**DATA IN THIS EXERCISE**

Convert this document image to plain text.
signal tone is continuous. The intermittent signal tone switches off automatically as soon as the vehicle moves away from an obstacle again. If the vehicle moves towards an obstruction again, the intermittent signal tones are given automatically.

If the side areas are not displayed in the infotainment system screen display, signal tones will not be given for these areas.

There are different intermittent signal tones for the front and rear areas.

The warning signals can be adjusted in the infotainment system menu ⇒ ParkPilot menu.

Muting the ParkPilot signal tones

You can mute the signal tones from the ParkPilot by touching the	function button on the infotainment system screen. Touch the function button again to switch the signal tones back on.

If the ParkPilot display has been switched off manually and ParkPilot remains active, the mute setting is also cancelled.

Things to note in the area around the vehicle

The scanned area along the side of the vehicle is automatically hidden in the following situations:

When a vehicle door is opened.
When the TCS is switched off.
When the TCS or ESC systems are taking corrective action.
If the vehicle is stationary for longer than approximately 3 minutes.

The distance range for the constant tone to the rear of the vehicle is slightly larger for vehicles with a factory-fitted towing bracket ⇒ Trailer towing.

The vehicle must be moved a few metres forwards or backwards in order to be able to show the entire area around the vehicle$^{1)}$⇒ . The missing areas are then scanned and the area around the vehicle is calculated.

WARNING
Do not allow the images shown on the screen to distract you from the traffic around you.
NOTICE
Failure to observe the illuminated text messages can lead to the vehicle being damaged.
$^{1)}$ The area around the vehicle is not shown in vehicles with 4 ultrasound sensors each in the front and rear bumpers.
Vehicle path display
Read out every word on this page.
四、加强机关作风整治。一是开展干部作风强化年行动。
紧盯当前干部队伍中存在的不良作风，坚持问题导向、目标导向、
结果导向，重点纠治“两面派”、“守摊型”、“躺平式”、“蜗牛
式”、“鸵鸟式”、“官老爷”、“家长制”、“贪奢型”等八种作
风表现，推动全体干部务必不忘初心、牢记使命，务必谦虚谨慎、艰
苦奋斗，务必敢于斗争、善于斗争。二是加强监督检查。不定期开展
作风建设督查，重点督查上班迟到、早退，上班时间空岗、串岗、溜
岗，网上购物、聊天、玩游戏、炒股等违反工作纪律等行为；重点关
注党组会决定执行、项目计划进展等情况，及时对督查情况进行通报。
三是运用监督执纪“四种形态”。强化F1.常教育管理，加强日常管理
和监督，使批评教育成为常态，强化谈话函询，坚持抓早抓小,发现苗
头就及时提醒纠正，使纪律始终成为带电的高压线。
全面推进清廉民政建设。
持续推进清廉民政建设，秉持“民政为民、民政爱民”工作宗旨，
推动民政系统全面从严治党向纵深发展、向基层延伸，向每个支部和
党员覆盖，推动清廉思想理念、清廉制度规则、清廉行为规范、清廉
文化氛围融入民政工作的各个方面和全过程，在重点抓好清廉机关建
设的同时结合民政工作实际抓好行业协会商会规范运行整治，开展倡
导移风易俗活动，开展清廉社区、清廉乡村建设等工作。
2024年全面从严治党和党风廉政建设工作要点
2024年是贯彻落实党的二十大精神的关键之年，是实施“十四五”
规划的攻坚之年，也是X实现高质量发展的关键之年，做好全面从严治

**CHALLENGE**
Transcribe each entry precisely, missing none.

**OUTPUT FOR THIS TASK**
Convert this document image to plain text.
signal tone is continuous. The intermittent signal tone switches off automatically as soon as the vehicle moves away from an obstacle again. If the vehicle moves towards an obstruction again, the intermittent signal tones are given automatically.

If the side areas are not displayed in the infotainment system screen display, signal tones will not be given for these areas.

There are different intermittent signal tones for the front and rear areas.

The warning signals can be adjusted in the infotainment system menu ⇒ ParkPilot menu.

Muting the ParkPilot signal tones

You can mute the signal tones from the ParkPilot by touching the	function button on the infotainment system screen. Touch the function button again to switch the signal tones back on.

If the ParkPilot display has been switched off manually and ParkPilot remains active, the mute setting is also cancelled.

Things to note in the area around the vehicle

The scanned area along the side of the vehicle is automatically hidden in the following situations:

When a vehicle door is opened.
When the TCS is switched off.
When the TCS or ESC systems are taking corrective action.
If the vehicle is stationary for longer than approximately 3 minutes.

The distance range for the constant tone to the rear of the vehicle is slightly larger for vehicles with a factory-fitted towing bracket ⇒ Trailer towing.

The vehicle must be moved a few metres forwards or backwards in order to be able to show the entire area around the vehicle$^{1)}$⇒ . The missing areas are then scanned and the area around the vehicle is calculated.

WARNING
Do not allow the images shown on the screen to distract you from the traffic around you.
NOTICE
Failure to observe the illuminated text messages can lead to the vehicle being damaged.
$^{1)}$ The area around the vehicle is not shown in vehicles with 4 ultrasound sensors each in the front and rear bumpers.
Vehicle path display
Read out every word on this page.
四、加强机关作风整治。一是开展干部作风强化年行动。
紧盯当前干部队伍中存在的不良作风，坚持问题导向、目标导向、
结果导向，重点纠治“两面派”、“守摊型”、“躺平式”、“蜗牛
式”、“鸵鸟式”、“官老爷”、“家长制”、“贪奢型”等八种作
风表现，推动全体干部务必不忘初心、牢记使命，务必谦虚谨慎、艰
苦奋斗，务必敢于斗争、善于斗争。二是加强监督检查。不定期开展
作风建设督查，重点督查上班迟到、早退，上班时间空岗、串岗、溜
岗，网上购物、聊天、玩游戏、炒股等违反工作纪律等行为；重点关
注党组会决定执行、项目计划进展等情况，及时对督查情况进行通报。
三是运用监督执纪“四种形态”。强化F1.常教育管理，加强日常管理
和监督，使批评教育成为常态，强化谈话函询，坚持抓早抓小,发现苗
头就及时提醒纠正，使纪律始终成为带电的高压线。
全面推进清廉民政建设。
持续推进清廉民政建设，秉持“民政为民、民政爱民”工作宗旨，
推动民政系统全面从严治党向纵深发展、向基层延伸，向每个支部和
党员覆盖，推动清廉思想理念、清廉制度规则、清廉行为规范、清廉
文化氛围融入民政工作的各个方面和全过程，在重点抓好清廉机关建
设的同时结合民政工作实际抓好行业协会商会规范运行整治，开展倡
导移风易俗活动，开展清廉社区、清廉乡村建设等工作。
2024年全面从严治党和党风廉政建设工作要点
2024年是贯彻落实党的二十大精神的关键之年，是实施“十四五”
规划的攻坚之年，也是X实现高质量发展的关键之年，做好全面从严治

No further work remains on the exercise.